WORK TO COMPLETE = Locate all lines with the word "submit" and copy them out.

··· PROVIDED ENTRIES ···

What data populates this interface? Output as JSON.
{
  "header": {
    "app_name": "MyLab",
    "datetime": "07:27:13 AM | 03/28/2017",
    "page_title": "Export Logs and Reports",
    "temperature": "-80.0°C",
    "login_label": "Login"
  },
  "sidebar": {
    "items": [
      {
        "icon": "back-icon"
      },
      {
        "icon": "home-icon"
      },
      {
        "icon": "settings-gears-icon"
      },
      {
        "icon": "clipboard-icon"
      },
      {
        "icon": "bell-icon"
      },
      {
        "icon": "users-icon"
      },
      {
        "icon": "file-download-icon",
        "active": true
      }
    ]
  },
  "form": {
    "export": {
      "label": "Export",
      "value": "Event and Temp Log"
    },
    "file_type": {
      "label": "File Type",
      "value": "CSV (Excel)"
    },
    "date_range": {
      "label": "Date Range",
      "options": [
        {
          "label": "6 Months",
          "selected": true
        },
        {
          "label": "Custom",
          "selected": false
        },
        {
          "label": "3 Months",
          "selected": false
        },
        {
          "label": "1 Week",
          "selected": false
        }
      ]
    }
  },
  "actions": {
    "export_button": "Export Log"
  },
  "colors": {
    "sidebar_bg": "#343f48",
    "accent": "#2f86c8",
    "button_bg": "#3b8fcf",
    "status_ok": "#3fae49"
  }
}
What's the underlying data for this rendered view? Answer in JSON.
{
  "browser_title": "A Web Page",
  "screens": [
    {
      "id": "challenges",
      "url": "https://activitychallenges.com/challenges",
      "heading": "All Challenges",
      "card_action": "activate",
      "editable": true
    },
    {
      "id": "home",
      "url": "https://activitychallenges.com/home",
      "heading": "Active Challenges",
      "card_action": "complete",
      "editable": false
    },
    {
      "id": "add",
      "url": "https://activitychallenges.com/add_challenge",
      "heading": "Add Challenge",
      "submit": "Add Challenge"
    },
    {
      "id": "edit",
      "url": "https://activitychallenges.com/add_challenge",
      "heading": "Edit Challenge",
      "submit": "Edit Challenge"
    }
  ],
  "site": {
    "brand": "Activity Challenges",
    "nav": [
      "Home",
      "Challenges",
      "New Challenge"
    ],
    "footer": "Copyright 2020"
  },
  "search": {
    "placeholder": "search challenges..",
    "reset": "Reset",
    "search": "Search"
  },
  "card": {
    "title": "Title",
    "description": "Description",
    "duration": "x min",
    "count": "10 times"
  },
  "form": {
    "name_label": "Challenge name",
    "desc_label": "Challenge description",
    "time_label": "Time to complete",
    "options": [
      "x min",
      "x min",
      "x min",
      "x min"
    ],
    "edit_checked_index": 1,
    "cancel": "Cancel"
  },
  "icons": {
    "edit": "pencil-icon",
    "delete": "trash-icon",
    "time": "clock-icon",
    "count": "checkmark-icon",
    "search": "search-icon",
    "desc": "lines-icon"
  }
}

···

ANSWER IN FULL =
      "submit": "Add Challenge"
      "submit": "Edit Challenge"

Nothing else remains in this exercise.